Przepisz bez zmian wiersze od tego, który zawiera „notre-dame-image (53, 694, 231, 813)”, do tego, który zawiera „video-player[interactable]: PBS NEWS”, łącznie z oboma skrajnymi.

Pozycje danych

★ ★ ★ ★

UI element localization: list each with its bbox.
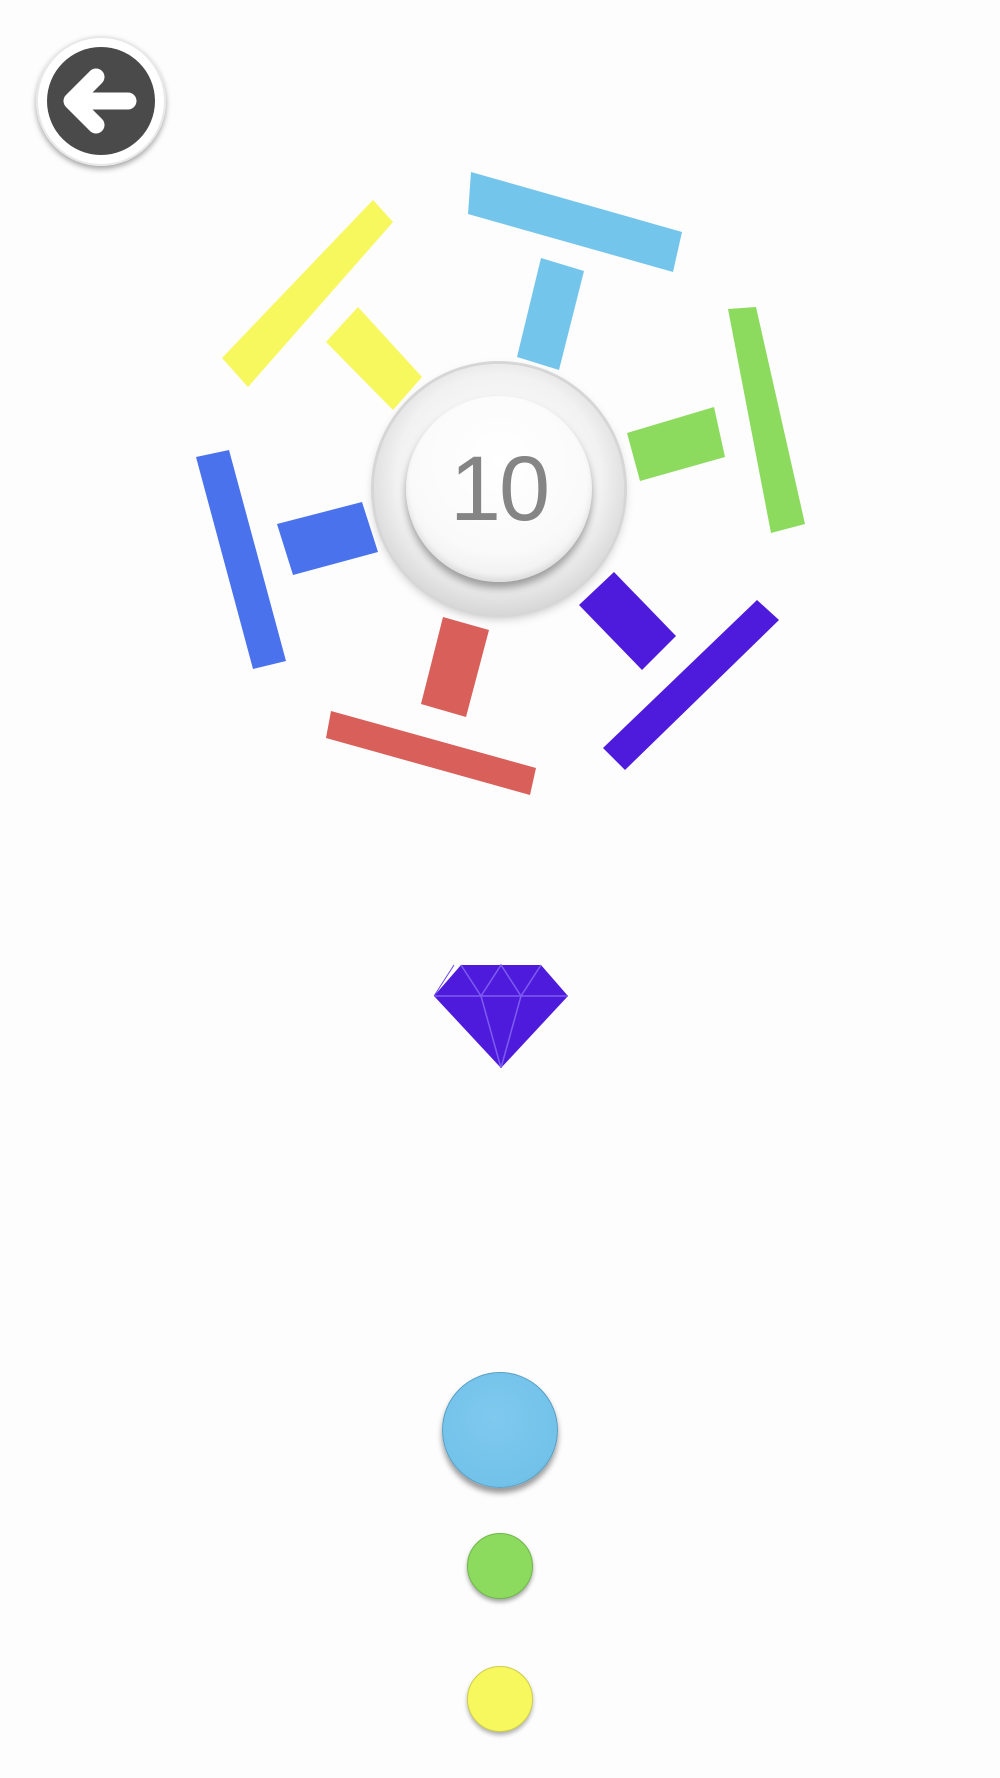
segment-purple (579, 572, 779, 770)
score-hub: 10 (374, 364, 624, 614)
score-ring: 10 (406, 396, 592, 582)
segment-sky-blue (468, 172, 682, 370)
segment-red (326, 617, 536, 795)
next-ball-green (467, 1533, 533, 1599)
score-value: 10 (449, 438, 550, 540)
game-screen: 10 (0, 0, 1000, 1778)
diamond-icon (434, 963, 568, 1068)
next-ball-yellow (467, 1666, 533, 1732)
segment-yellow (222, 200, 422, 410)
segment-blue (196, 450, 378, 669)
segment-green (627, 307, 805, 533)
current-ball-sky-blue[interactable] (442, 1372, 558, 1488)
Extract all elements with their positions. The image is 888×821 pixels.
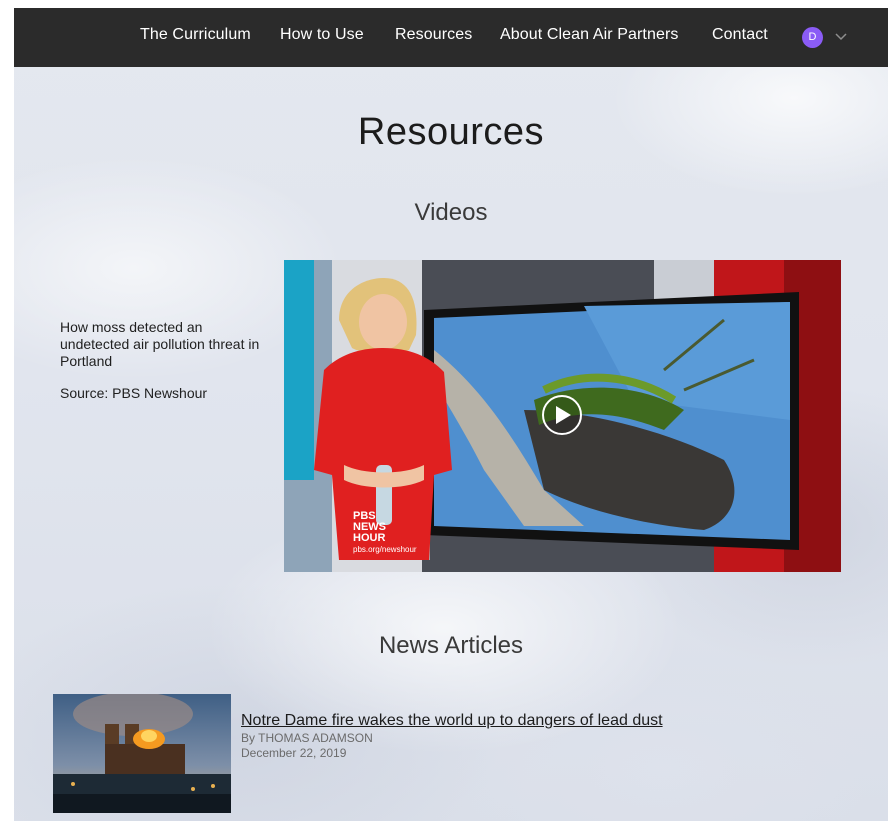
notre-dame-image (53, 694, 231, 813)
nav-how-to-use[interactable]: How to Use (280, 26, 364, 44)
pbs-logo-line3: HOUR (353, 532, 385, 544)
article-date: December 22, 2019 (241, 746, 347, 760)
news-articles-heading: News Articles (378, 632, 524, 659)
page: The Curriculum How to Use Resources Abou… (14, 8, 888, 821)
article-thumbnail[interactable] (53, 694, 231, 813)
video-player[interactable]: PBS NEWS HOUR pbs.org/newshour (284, 260, 841, 572)
main-nav: The Curriculum How to Use Resources Abou… (14, 8, 888, 67)
article-title-link[interactable]: Notre Dame fire wakes the world up to da… (241, 712, 663, 730)
nav-contact[interactable]: Contact (712, 26, 768, 44)
top-nav-bar: The Curriculum How to Use Resources Abou… (14, 8, 888, 67)
avatar[interactable]: D (802, 27, 823, 48)
nav-about[interactable]: About Clean Air Partners (500, 26, 679, 44)
nav-resources[interactable]: Resources (395, 26, 472, 44)
nav-the-curriculum[interactable]: The Curriculum (140, 26, 251, 44)
chevron-down-icon[interactable] (834, 29, 848, 43)
video-description: How moss detected an undetected air poll… (60, 319, 260, 369)
videos-heading: Videos (414, 199, 488, 226)
video-thumbnail: PBS NEWS HOUR pbs.org/newshour (284, 260, 841, 572)
page-title: Resources (357, 111, 545, 153)
article-byline: By THOMAS ADAMSON (241, 731, 373, 745)
pbs-logo-url: pbs.org/newshour (353, 545, 417, 554)
video-source: Source: PBS Newshour (60, 385, 208, 401)
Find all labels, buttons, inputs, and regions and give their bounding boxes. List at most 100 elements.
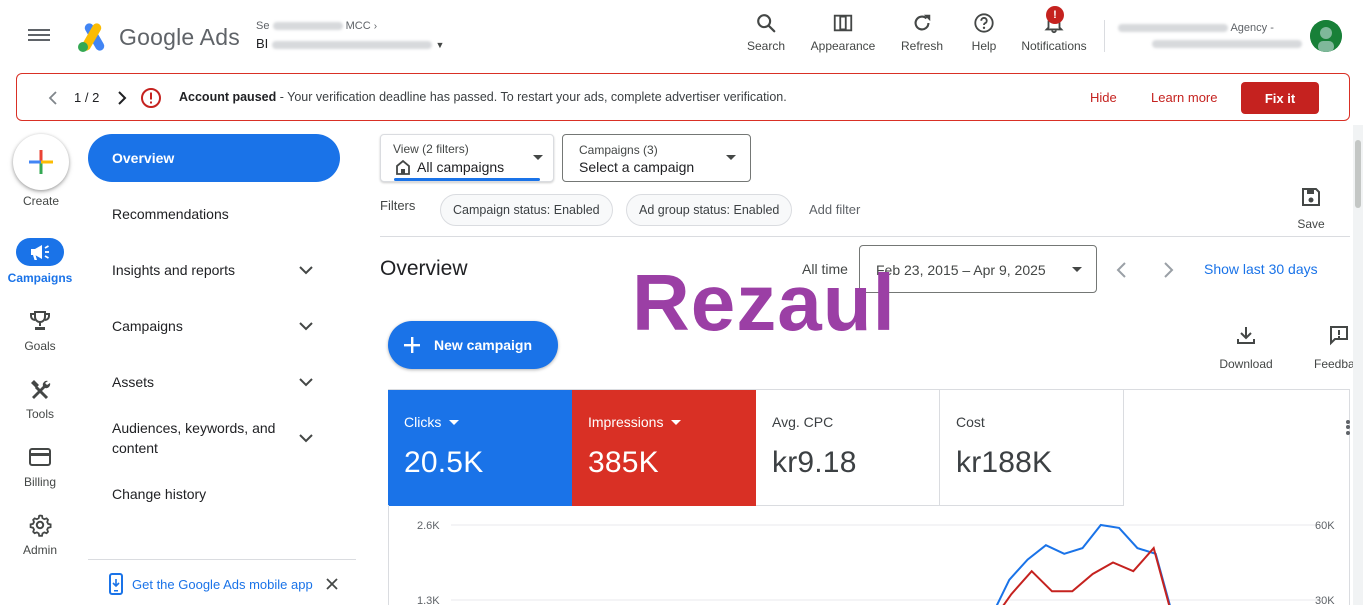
- rail-goals-button[interactable]: [0, 309, 80, 333]
- alert-pagination: 1 / 2: [74, 90, 100, 105]
- rail-tools-button[interactable]: [0, 377, 80, 401]
- download-icon: [1237, 327, 1255, 344]
- rail-billing-button[interactable]: [0, 446, 80, 468]
- performance-chart: 2.6K 1.3K 60K 30K: [388, 505, 1350, 605]
- rail-campaigns-label: Campaigns: [7, 271, 73, 285]
- home-icon: [396, 159, 410, 175]
- rail-admin-button[interactable]: [0, 513, 80, 537]
- header-divider: [1104, 20, 1105, 52]
- megaphone-icon: [31, 245, 49, 260]
- caret-down-icon: [726, 155, 736, 160]
- filter-chip-ad-group-status[interactable]: Ad group status: Enabled: [626, 194, 793, 226]
- mobile-phone-icon: [109, 573, 123, 595]
- close-icon[interactable]: [326, 578, 338, 590]
- chevron-left-icon[interactable]: [47, 91, 59, 105]
- chevron-down-icon[interactable]: [298, 374, 314, 390]
- trophy-icon: [30, 311, 50, 330]
- learn-more-link[interactable]: Learn more: [1151, 90, 1217, 105]
- appearance-icon: [806, 10, 880, 36]
- metric-clicks[interactable]: Clicks 20.5K: [388, 390, 572, 506]
- google-ads-logo: [78, 23, 105, 52]
- tools-icon: [31, 380, 51, 400]
- metric-cost[interactable]: Cost kr188K: [940, 390, 1124, 506]
- caret-down-icon: [533, 155, 543, 160]
- feedback-button[interactable]: Feedba: [1314, 324, 1354, 371]
- create-label: Create: [22, 194, 60, 208]
- error-icon: [141, 88, 161, 108]
- chevron-down-icon[interactable]: [298, 430, 314, 446]
- download-button[interactable]: Download: [1216, 324, 1276, 371]
- create-button[interactable]: [13, 134, 69, 190]
- mobile-app-link[interactable]: Get the Google Ads mobile app: [132, 577, 313, 592]
- user-agency: Agency -: [1118, 22, 1274, 34]
- performance-chart-svg: 2.6K 1.3K 60K 30K: [417, 520, 1335, 605]
- help-button[interactable]: Help: [964, 10, 1004, 58]
- dropdown-arrow-icon: [449, 419, 460, 425]
- filter-divider: [380, 236, 1350, 237]
- fix-it-button[interactable]: Fix it: [1241, 82, 1319, 114]
- y-right-tick: 30K: [1315, 595, 1335, 605]
- refresh-button[interactable]: Refresh: [896, 10, 948, 58]
- brand-name: Google Ads: [119, 24, 240, 50]
- metric-avg-cpc[interactable]: Avg. CPC kr9.18: [756, 390, 940, 506]
- nav-assets[interactable]: Assets: [112, 372, 154, 392]
- more-options-icon[interactable]: [1344, 418, 1352, 436]
- rail-tools-label: Tools: [25, 407, 54, 421]
- metric-scorecards: Clicks 20.5K Impressions 385K Avg. CPC k…: [388, 389, 1350, 506]
- gear-icon: [29, 514, 52, 537]
- page-scrollbar-thumb[interactable]: [1355, 140, 1361, 208]
- account-id[interactable]: BI ▼: [256, 36, 444, 51]
- main-menu-button[interactable]: [28, 26, 50, 48]
- rail-admin-label: Admin: [22, 543, 57, 557]
- nav-recommendations[interactable]: Recommendations: [112, 204, 229, 224]
- add-filter-button[interactable]: Add filter: [809, 202, 860, 217]
- avatar[interactable]: [1310, 20, 1342, 52]
- save-icon: [1302, 188, 1320, 206]
- metric-impressions[interactable]: Impressions 385K: [572, 390, 756, 506]
- caret-down-icon: [1072, 267, 1082, 272]
- chevron-down-icon[interactable]: [298, 262, 314, 278]
- search-button[interactable]: Search: [742, 10, 790, 58]
- new-campaign-button[interactable]: New campaign: [388, 321, 558, 369]
- chevron-right-icon[interactable]: [116, 91, 128, 105]
- nav-change-history[interactable]: Change history: [112, 484, 206, 504]
- save-button[interactable]: Save: [1294, 186, 1328, 231]
- nav-insights-and-reports[interactable]: Insights and reports: [112, 260, 235, 280]
- credit-card-icon: [29, 448, 51, 466]
- y-left-tick: 2.6K: [417, 520, 440, 532]
- feedback-icon: [1330, 326, 1348, 346]
- plus-icon: [29, 150, 53, 174]
- show-last-30-days-link[interactable]: Show last 30 days: [1204, 261, 1318, 277]
- filter-chip-campaign-status[interactable]: Campaign status: Enabled: [440, 194, 613, 226]
- view-active-underline: [394, 178, 540, 181]
- notification-badge: !: [1046, 6, 1064, 24]
- y-left-tick: 1.3K: [417, 595, 440, 605]
- chart-series-line-0: [995, 523, 1171, 605]
- alert-message: Account paused - Your verification deadl…: [179, 90, 787, 104]
- nav-audiences-keywords-content[interactable]: Audiences, keywords, and content: [112, 418, 275, 458]
- chevron-right-icon[interactable]: [1158, 260, 1178, 280]
- dropdown-arrow-icon: [671, 419, 682, 425]
- bell-icon: !: [1016, 6, 1092, 36]
- nav-overview[interactable]: Overview: [88, 134, 340, 182]
- page-title: Overview: [380, 257, 468, 280]
- view-dropdown[interactable]: View (2 filters) All campaigns: [380, 134, 554, 182]
- y-right-tick: 60K: [1315, 520, 1335, 532]
- rail-goals-label: Goals: [24, 339, 56, 353]
- filters-label: Filters: [380, 198, 416, 213]
- campaign-selector[interactable]: Campaigns (3) Select a campaign: [562, 134, 751, 182]
- account-name[interactable]: Se MCC ›: [256, 20, 377, 32]
- account-paused-alert: 1 / 2 Account paused - Your verification…: [16, 73, 1350, 121]
- rail-campaigns-button[interactable]: [16, 238, 64, 266]
- account-dropdown-icon: ▼: [435, 40, 445, 50]
- nav-campaigns[interactable]: Campaigns: [112, 316, 183, 336]
- notifications-button[interactable]: ! Notifications: [1016, 6, 1092, 58]
- appearance-button[interactable]: Appearance: [806, 10, 880, 58]
- refresh-icon: [896, 10, 948, 36]
- chevron-left-icon[interactable]: [1112, 260, 1132, 280]
- hide-alert-link[interactable]: Hide: [1090, 90, 1117, 105]
- chevron-down-icon[interactable]: [298, 318, 314, 334]
- search-icon: [742, 10, 790, 36]
- plus-icon: [402, 335, 422, 355]
- rail-billing-label: Billing: [23, 475, 56, 489]
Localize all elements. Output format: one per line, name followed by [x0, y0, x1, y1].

★ ★ ★ ★

◆ Gotowe zadanie
notre-dame-image (53, 694, 231, 813)
nav-how-to-use[interactable]: How to Use (280, 26, 364, 44)
pbs-logo-line3: HOUR (353, 532, 385, 544)
article-date: December 22, 2019 (241, 746, 347, 760)
news-articles-heading: News Articles (378, 632, 524, 659)
page: The Curriculum How to Use Resources Abou… (14, 8, 888, 821)
article-thumbnail[interactable] (53, 694, 231, 813)
video-player[interactable]: PBS NEWS HOUR pbs.org/newshour (284, 260, 841, 572)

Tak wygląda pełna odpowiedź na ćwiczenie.